*WHAT YOU WILL DO:* Draw out every line with the word "triangle" from the listing below.

*Figure content listings:*
_ _ _ _ _ _ _
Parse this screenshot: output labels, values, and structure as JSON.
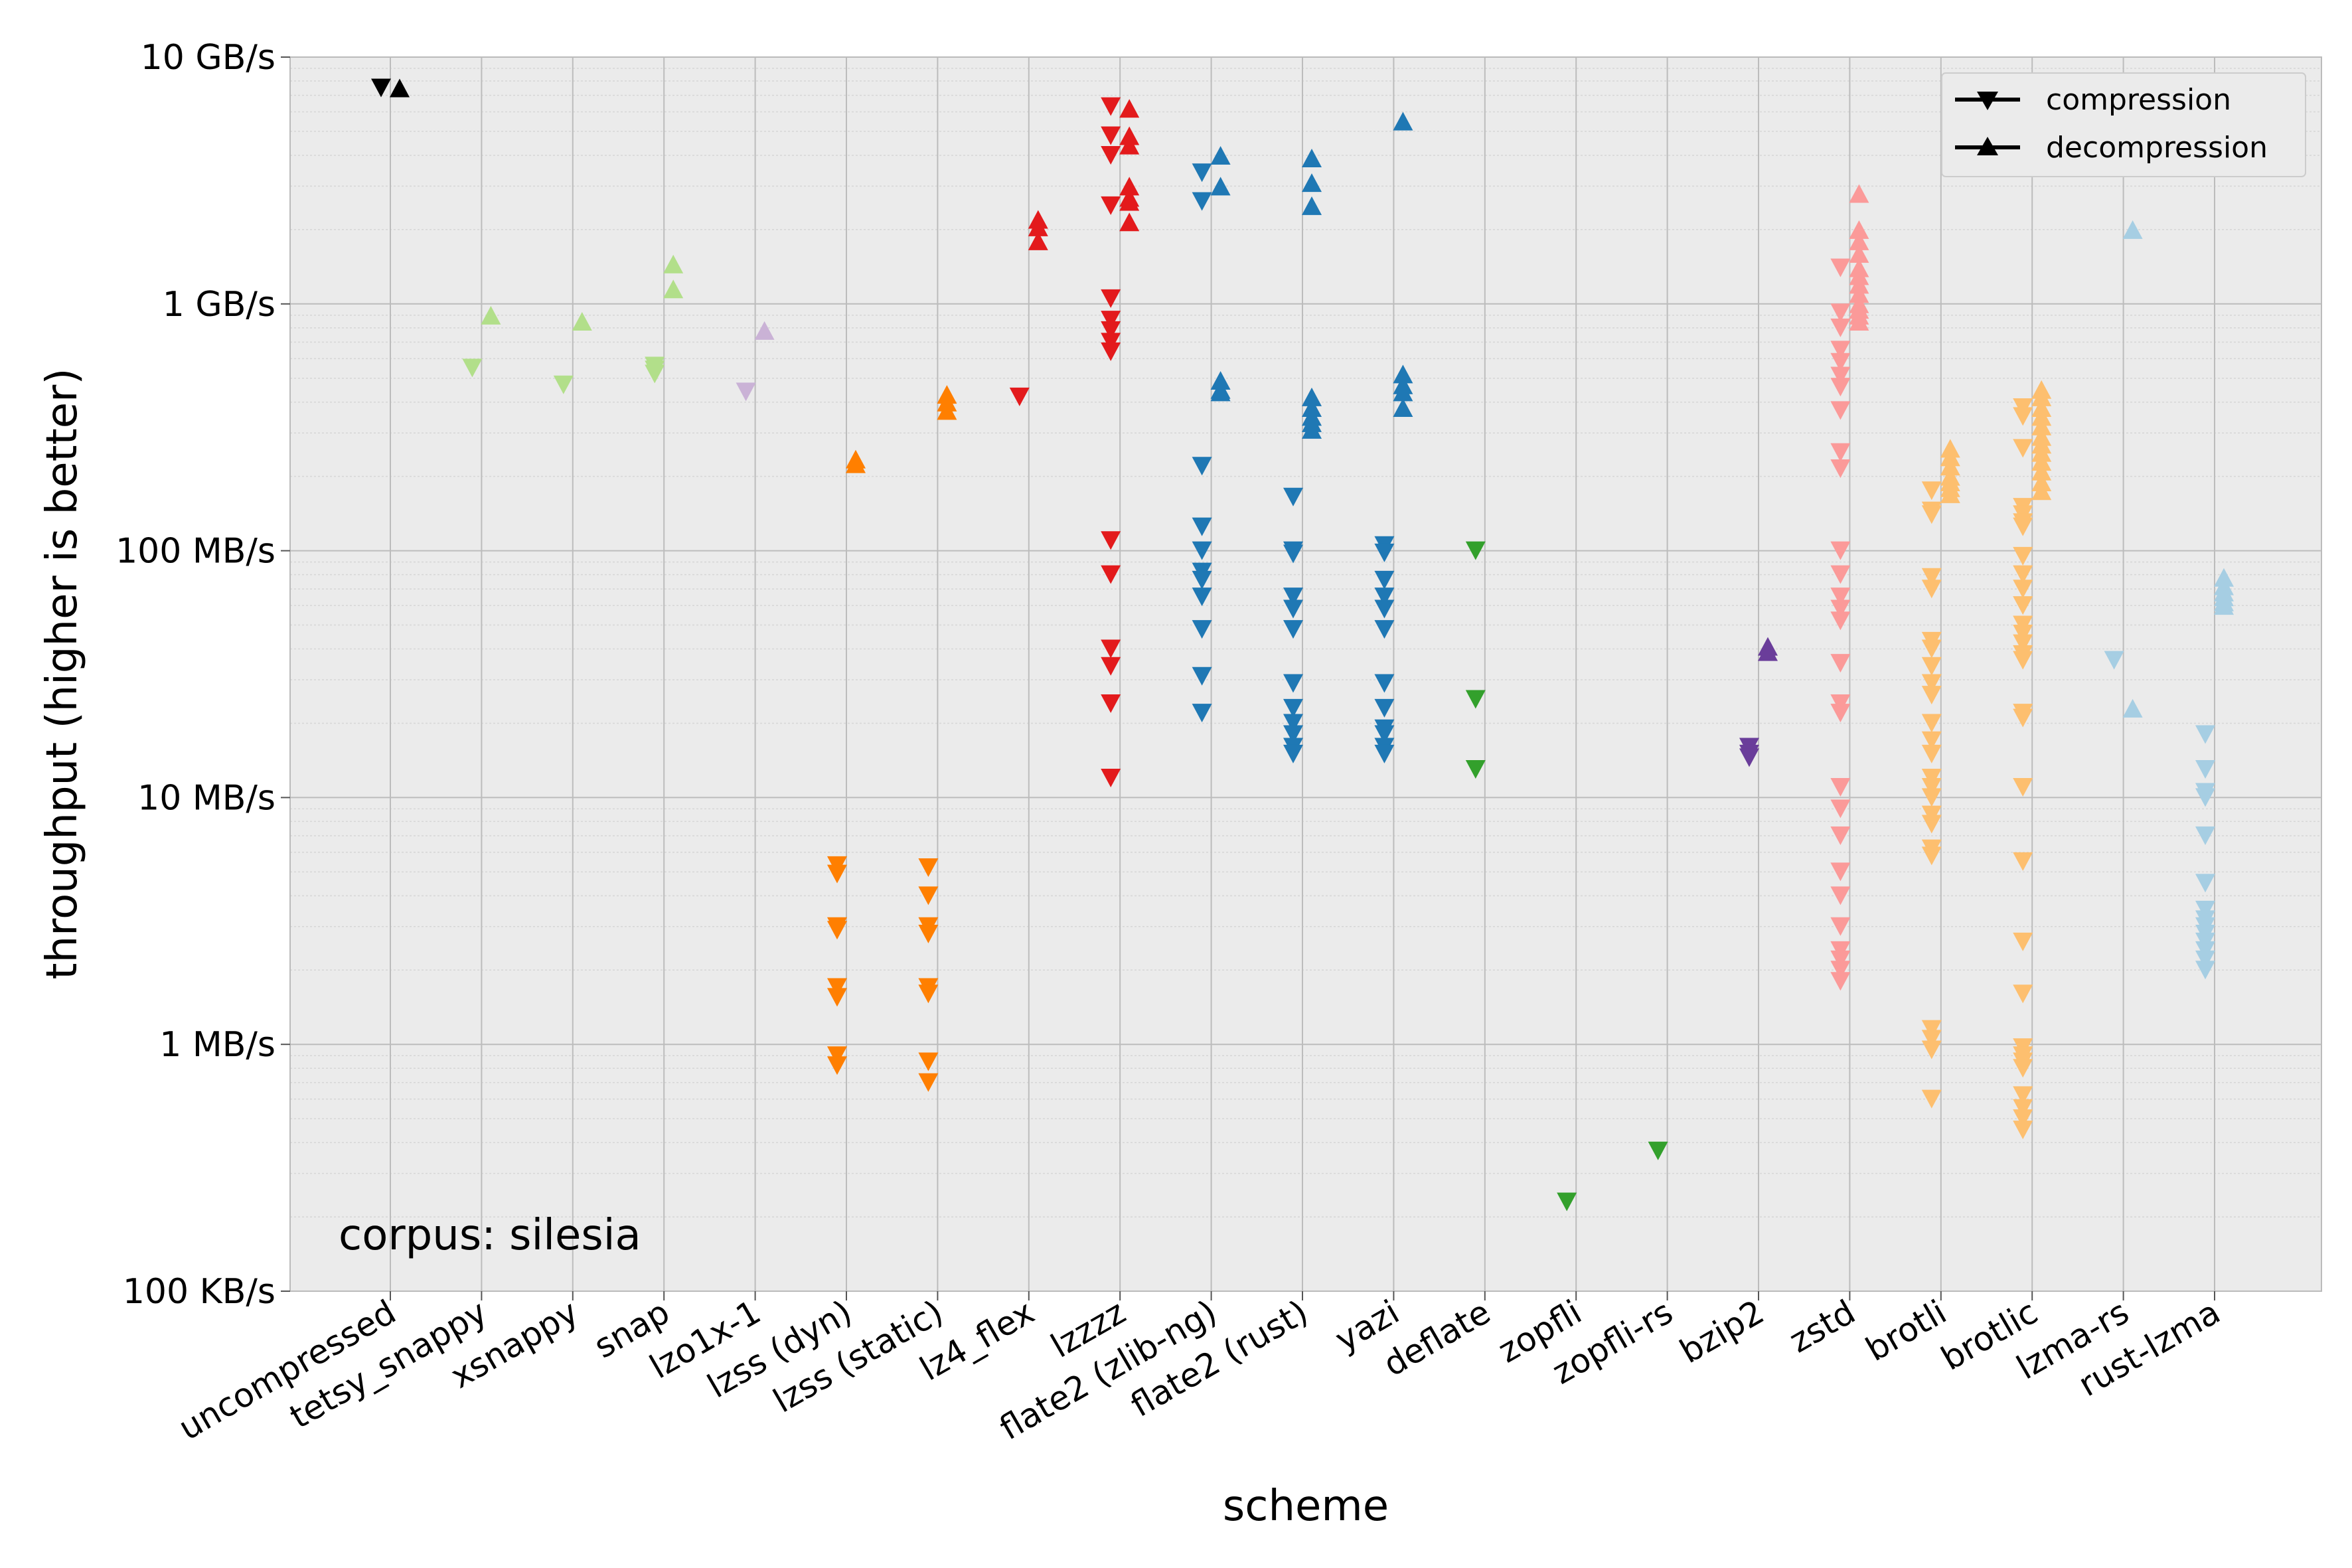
{
  "chart_data": {
    "type": "scatter",
    "title": "",
    "xlabel": "scheme",
    "ylabel": "throughput (higher is better)",
    "yscale": "log",
    "ylim_bytes_per_s": [
      100000,
      10000000000
    ],
    "yticks": [
      {
        "value": 100000,
        "label": "100 KB/s"
      },
      {
        "value": 1000000,
        "label": "1 MB/s"
      },
      {
        "value": 10000000,
        "label": "10 MB/s"
      },
      {
        "value": 100000000,
        "label": "100 MB/s"
      },
      {
        "value": 1000000000,
        "label": "1 GB/s"
      },
      {
        "value": 10000000000,
        "label": "10 GB/s"
      }
    ],
    "grid": true,
    "annotation": "corpus: silesia",
    "legend": {
      "placement": "top-right",
      "entries": [
        {
          "label": "compression",
          "marker": "down-triangle"
        },
        {
          "label": "decompression",
          "marker": "up-triangle"
        }
      ]
    },
    "value_unit": "MB/s",
    "schemes": [
      {
        "name": "uncompressed",
        "color": "#000000",
        "compression": [
          7500
        ],
        "decompression": [
          7500
        ]
      },
      {
        "name": "tetsy_snappy",
        "color": "#b2df8a",
        "compression": [
          550
        ],
        "decompression": [
          900
        ]
      },
      {
        "name": "xsnappy",
        "color": "#b2df8a",
        "compression": [
          470
        ],
        "decompression": [
          850
        ]
      },
      {
        "name": "snap",
        "color": "#b2df8a",
        "compression": [
          560,
          540,
          520
        ],
        "decompression": [
          1450,
          1150
        ]
      },
      {
        "name": "lzo1x-1",
        "color": "#cab2d6",
        "compression": [
          440
        ],
        "decompression": [
          780
        ]
      },
      {
        "name": "lzss (dyn)",
        "color": "#ff7f00",
        "compression": [
          5.3,
          4.9,
          3.0,
          2.9,
          1.7,
          1.55,
          0.9,
          0.82
        ],
        "decompression": [
          235,
          225
        ]
      },
      {
        "name": "lzss (static)",
        "color": "#ff7f00",
        "compression": [
          5.2,
          4.0,
          3.0,
          2.8,
          1.7,
          1.6,
          0.85,
          0.7
        ],
        "decompression": [
          430,
          400,
          370
        ]
      },
      {
        "name": "lz4_flex",
        "color": "#e31a1c",
        "compression": [
          420
        ],
        "decompression": [
          2200,
          2050,
          1800
        ]
      },
      {
        "name": "lzzzz",
        "color": "#e31a1c",
        "compression": [
          6300,
          4800,
          4000,
          2500,
          1050,
          860,
          780,
          700,
          640,
          110,
          80,
          40,
          34,
          24,
          12
        ],
        "decompression": [
          6200,
          4800,
          4400,
          3000,
          2700,
          2600,
          2150
        ]
      },
      {
        "name": "flate2 (zlib-ng)",
        "color": "#1f78b4",
        "compression": [
          3400,
          2600,
          220,
          125,
          100,
          82,
          76,
          65,
          48,
          31,
          22
        ],
        "decompression": [
          4000,
          3000,
          490,
          450,
          440
        ]
      },
      {
        "name": "flate2 (rust)",
        "color": "#1f78b4",
        "compression": [
          165,
          100,
          97,
          65,
          58,
          48,
          29,
          23,
          20,
          18,
          16,
          15
        ],
        "decompression": [
          3900,
          3100,
          2500,
          420,
          380,
          350,
          330,
          310
        ]
      },
      {
        "name": "yazi",
        "color": "#1f78b4",
        "compression": [
          105,
          98,
          76,
          65,
          58,
          48,
          29,
          23,
          19,
          18,
          16,
          15
        ],
        "decompression": [
          5500,
          520,
          470,
          440,
          380
        ]
      },
      {
        "name": "deflate",
        "color": "#33a02c",
        "compression": [
          100,
          25,
          13
        ],
        "decompression": []
      },
      {
        "name": "zopfli",
        "color": "#33a02c",
        "compression": [
          0.23
        ],
        "decompression": []
      },
      {
        "name": "zopfli-rs",
        "color": "#33a02c",
        "compression": [
          0.37
        ],
        "decompression": []
      },
      {
        "name": "bzip2",
        "color": "#6a3d9a",
        "compression": [
          16,
          15,
          14.5
        ],
        "decompression": [
          41,
          39
        ]
      },
      {
        "name": "zstd",
        "color": "#fb9a99",
        "compression": [
          1400,
          920,
          800,
          650,
          580,
          510,
          460,
          370,
          250,
          215,
          100,
          80,
          65,
          58,
          52,
          35,
          24,
          22,
          11,
          9,
          7,
          5,
          4,
          3,
          2.4,
          2.2,
          2,
          1.8
        ],
        "decompression": [
          2800,
          2000,
          1800,
          1600,
          1400,
          1300,
          1200,
          1100,
          1000,
          950,
          900,
          850
        ]
      },
      {
        "name": "brotli",
        "color": "#fdbf6f",
        "compression": [
          175,
          145,
          140,
          78,
          70,
          43,
          40,
          34,
          29,
          26,
          20,
          17,
          15,
          12,
          11,
          10,
          8.5,
          7.8,
          6.2,
          5.8,
          1.15,
          1.05,
          0.95,
          0.6
        ],
        "decompression": [
          260,
          240,
          220,
          200,
          190,
          180,
          170
        ]
      },
      {
        "name": "brotlic",
        "color": "#fdbf6f",
        "compression": [
          380,
          350,
          260,
          150,
          140,
          130,
          125,
          95,
          80,
          70,
          60,
          50,
          46,
          42,
          38,
          36,
          22,
          21,
          11,
          5.5,
          2.6,
          1.6,
          0.97,
          0.9,
          0.85,
          0.8,
          0.62,
          0.55,
          0.5,
          0.45
        ],
        "decompression": [
          450,
          420,
          380,
          350,
          320,
          290,
          270,
          250,
          230,
          210,
          190,
          175
        ]
      },
      {
        "name": "lzma-rs",
        "color": "#a6cee3",
        "compression": [
          36
        ],
        "decompression": [
          2000,
          23
        ]
      },
      {
        "name": "rust-lzma",
        "color": "#a6cee3",
        "compression": [
          18,
          13,
          10.5,
          10,
          7,
          4.5,
          3.5,
          3.2,
          3.0,
          2.8,
          2.6,
          2.4,
          2.2,
          2.0
        ],
        "decompression": [
          78,
          72,
          68,
          65,
          62,
          60
        ]
      }
    ]
  }
}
_ _ _ _ _ _ _
*WRITTEN RESPONSE:*
          "marker": "down-triangle"
          "marker": "up-triangle"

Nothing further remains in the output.